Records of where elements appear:
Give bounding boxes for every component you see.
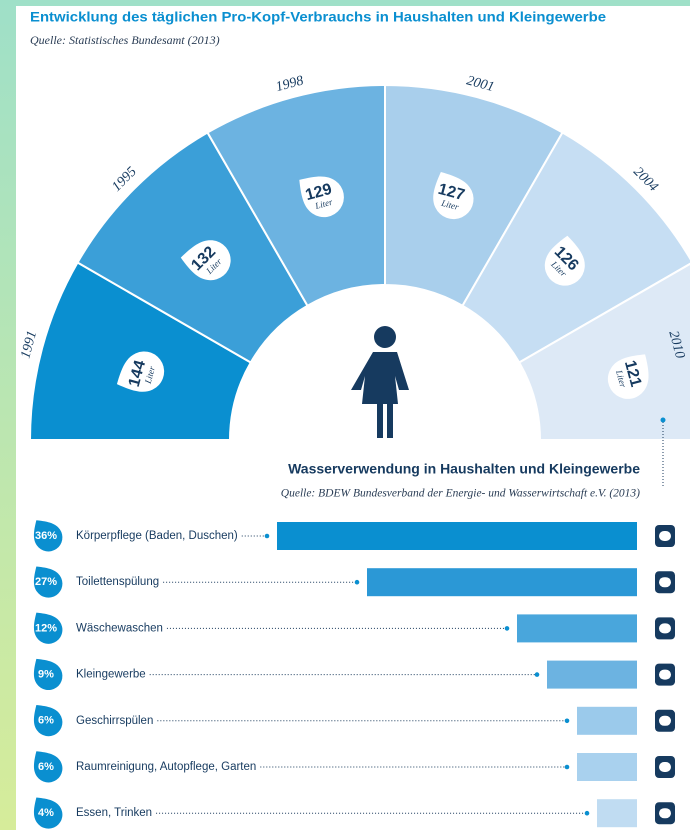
leader-dot — [504, 626, 510, 631]
value-label: 27% — [35, 576, 57, 588]
category-label: Wäschewaschen — [76, 622, 163, 634]
icon-detail — [659, 808, 671, 819]
year-label: 2001 — [465, 73, 496, 95]
value-label: 36% — [35, 530, 57, 542]
icon-detail — [659, 762, 671, 772]
drop-shape — [299, 176, 344, 218]
woman-icon — [351, 326, 409, 438]
bar — [277, 522, 637, 550]
category-label: Essen, Trinken — [76, 807, 152, 819]
leader-dot — [564, 718, 570, 724]
value-label: 12% — [35, 622, 57, 634]
category-label: Geschirrspülen — [76, 715, 153, 727]
badge — [33, 751, 63, 783]
drop-shape — [433, 171, 474, 220]
year-label: 2010 — [665, 329, 687, 360]
drop-shape — [607, 354, 649, 399]
category-label: Körperpflege (Baden, Duschen) — [76, 530, 238, 542]
leader-dot — [264, 533, 270, 539]
badge — [33, 658, 63, 690]
year-label: 1991 — [18, 329, 40, 360]
subtitle-1: Quelle: Statistisches Bundesamt (2013) — [30, 33, 220, 47]
year-label: 1998 — [274, 73, 305, 95]
category-label: Kleingewerbe — [76, 669, 146, 681]
bar-chart: 36% Körperpflege (Baden, Duschen) 27% Toile… — [33, 520, 675, 829]
icon-detail — [659, 531, 671, 541]
bar — [577, 753, 637, 781]
value-label: 9% — [38, 669, 54, 681]
value-label: 121 — [621, 359, 644, 389]
value-label: 129 — [304, 181, 334, 204]
subtitle-2: Quelle: BDEW Bundesverband der Energie- … — [281, 488, 640, 500]
value-label: 6% — [38, 761, 54, 773]
leader-dot — [534, 672, 540, 677]
title-1: Entwicklung des täglichen Pro-Kopf-Verbr… — [30, 9, 606, 25]
title-2: Wasserverwendung in Haushalten und Klein… — [288, 461, 640, 477]
unit-label: Liter — [614, 368, 629, 389]
drop-shape — [116, 351, 165, 392]
bar — [547, 660, 637, 689]
value-label: 4% — [38, 807, 54, 819]
value-label: 127 — [436, 181, 466, 204]
icon-detail — [659, 623, 671, 634]
value-label: 144 — [126, 358, 149, 388]
leader-dot — [354, 579, 360, 585]
badge — [33, 797, 63, 829]
icon-detail — [659, 669, 671, 680]
donut: 1991144Liter1995132Liter1998129Liter2001… — [18, 73, 690, 441]
bar — [367, 568, 637, 597]
segment — [517, 262, 690, 441]
category-label: Toilettenspülung — [76, 576, 159, 588]
category-label: Raumreinigung, Autopflege, Garten — [76, 761, 256, 773]
leader-dot — [564, 764, 570, 770]
badge — [33, 520, 63, 552]
drop-shape — [544, 235, 585, 286]
value-label: 6% — [38, 715, 54, 727]
badge — [33, 612, 63, 644]
icon-detail — [659, 577, 671, 588]
bar — [517, 614, 637, 643]
bar — [597, 799, 637, 828]
leader-dot — [584, 810, 590, 816]
icon-detail — [659, 715, 671, 726]
unit-label: Liter — [439, 198, 460, 213]
bar — [577, 706, 637, 735]
badge — [33, 566, 63, 598]
badge — [33, 705, 63, 737]
unit-label: Liter — [313, 197, 334, 212]
drop-shape — [180, 240, 231, 281]
unit-label: Liter — [143, 365, 158, 386]
leader-dot — [660, 417, 666, 423]
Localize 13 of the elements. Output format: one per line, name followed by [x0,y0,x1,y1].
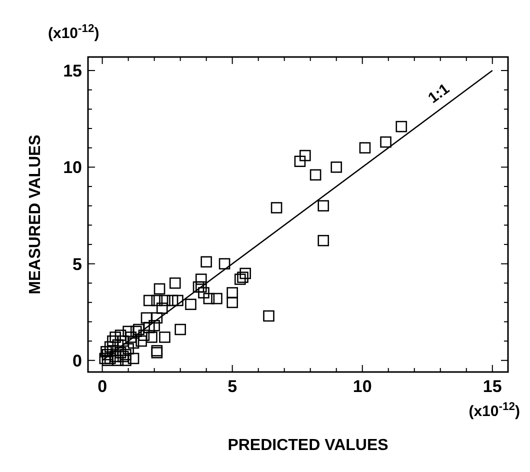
y-tick-label: 15 [63,62,82,81]
text: (x10$^{-12}$) [468,401,520,420]
y-tick-label: 5 [72,254,82,274]
text: 1:1 [425,80,453,107]
y-tick-label: 10 [63,158,82,178]
y-axis-title: MEASURED VALUES [27,134,44,294]
y-tick-label: 0 [72,351,82,370]
text: (x10$^{-12}$) [48,23,100,42]
x-tick-label: 5 [228,377,238,396]
x-tick-label: 10 [352,377,372,396]
x-tick-label: 0 [98,377,108,396]
x-axis-title: PREDICTED VALUES [228,437,389,454]
x-tick-label: 15 [482,377,502,396]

**Task goal:**
Convert every line of the records into a JSON list of strings, one string per line, leaving out blank lines and the picture lines.

**Solution to the problem:**
[
  "Give bounding boxes for every component you see.",
  "leader-dot — [504, 626, 510, 631]",
  "value-label: 27% — [35, 576, 57, 588]",
  "category-label: Wäschewaschen — [76, 622, 163, 634]",
  "icon-detail — [659, 808, 671, 819]",
  "year-label: 2001 — [465, 73, 496, 95]",
  "value-label: 36% — [35, 530, 57, 542]",
  "icon-detail — [659, 762, 671, 772]",
  "drop-shape — [299, 176, 344, 218]",
  "woman-icon — [351, 326, 409, 438]",
  "bar — [277, 522, 637, 550]",
  "category-label: Essen, Trinken — [76, 807, 152, 819]",
  "leader-dot — [564, 718, 570, 724]",
  "value-label: 12% — [35, 622, 57, 634]",
  "category-label: Geschirrspülen — [76, 715, 153, 727]",
  "badge — [33, 751, 63, 783]",
  "drop-shape — [433, 171, 474, 220]",
  "year-label: 2010 — [665, 329, 687, 360]",
  "drop-shape — [607, 354, 649, 399]",
  "category-label: Körperpflege (Baden, Duschen) — [76, 530, 238, 542]",
  "leader-dot — [264, 533, 270, 539]",
  "badge — [33, 658, 63, 690]",
  "year-label: 1991 — [18, 329, 40, 360]",
  "subtitle-1: Quelle: Statistisches Bundesamt (2013) — [30, 33, 220, 47]",
  "year-label: 1998 — [274, 73, 305, 95]",
  "category-label: Kleingewerbe — [76, 669, 146, 681]",
  "bar-chart: 36% Körperpflege (Baden, Duschen) 27% Toile… — [33, 520, 675, 829]",
  "icon-detail — [659, 531, 671, 541]",
  "bar — [577, 753, 637, 781]",
  "value-label: 9% — [38, 669, 54, 681]",
  "value-label: 121 — [621, 359, 644, 389]",
  "value-label: 129 — [304, 181, 334, 204]",
  "subtitle-2: Quelle: BDEW Bundesverband der Energie- … — [281, 488, 640, 500]",
  "value-label: 6% — [38, 761, 54, 773]",
  "leader-dot — [534, 672, 540, 677]",
  "title-1: Entwicklung des täglichen Pro-Kopf-Verbr… — [30, 9, 606, 25]",
  "title-2: Wasserverwendung in Haushalten und Klein… — [288, 461, 640, 477]",
  "unit-label: Liter — [614, 368, 629, 389]",
  "drop-shape — [116, 351, 165, 392]",
  "bar — [547, 660, 637, 689]",
  "value-label: 4% — [38, 807, 54, 819]",
  "value-label: 127 — [436, 181, 466, 204]",
  "icon-detail — [659, 623, 671, 634]",
  "value-label: 144 — [126, 358, 149, 388]",
  "leader-dot — [354, 579, 360, 585]",
  "badge — [33, 797, 63, 829]",
  "icon-detail — [659, 669, 671, 680]",
  "donut: 1991144Liter1995132Liter1998129Liter2001… — [18, 73, 690, 441]",
  "bar — [367, 568, 637, 597]",
  "segment — [517, 262, 690, 441]",
  "category-label: Toilettenspülung — [76, 576, 159, 588]",
  "category-label: Raumreinigung, Autopflege, Garten — [76, 761, 256, 773]",
  "leader-dot — [564, 764, 570, 770]",
  "badge — [33, 520, 63, 552]",
  "drop-shape — [544, 235, 585, 286]",
  "value-label: 6% — [38, 715, 54, 727]",
  "badge — [33, 612, 63, 644]",
  "icon-detail — [659, 577, 671, 588]",
  "bar — [517, 614, 637, 643]",
  "bar — [597, 799, 637, 828]",
  "leader-dot — [584, 810, 590, 816]",
  "icon-detail — [659, 715, 671, 726]",
  "unit-label: Liter — [439, 198, 460, 213]",
  "bar — [577, 706, 637, 735]",
  "badge — [33, 566, 63, 598]",
  "badge — [33, 705, 63, 737]",
  "unit-label: Liter — [313, 197, 334, 212]",
  "drop-shape — [180, 240, 231, 281]",
  "unit-label: Liter — [143, 365, 158, 386]",
  "leader-dot — [660, 417, 666, 423]",
  "Localize 13 of the elements. Output format: one per line, name followed by [x0,y0,x1,y1].",
  "y-tick-label: 15 [63,62,82,81]",
  "text: (x10$^{-12}$) [468,401,520,420]",
  "y-tick-label: 5 [72,254,82,274]",
  "text: 1:1 [425,80,453,107]",
  "y-tick-label: 10 [63,158,82,178]",
  "y-axis-title: MEASURED VALUES [27,134,44,294]",
  "y-tick-label: 0 [72,351,82,370]",
  "text: (x10$^{-12}$) [48,23,100,42]",
  "x-tick-label: 5 [228,377,238,396]",
  "x-tick-label: 10 [352,377,372,396]",
  "x-tick-label: 0 [98,377,108,396]",
  "x-axis-title: PREDICTED VALUES [228,437,389,454]",
  "x-tick-label: 15 [482,377,502,396]"
]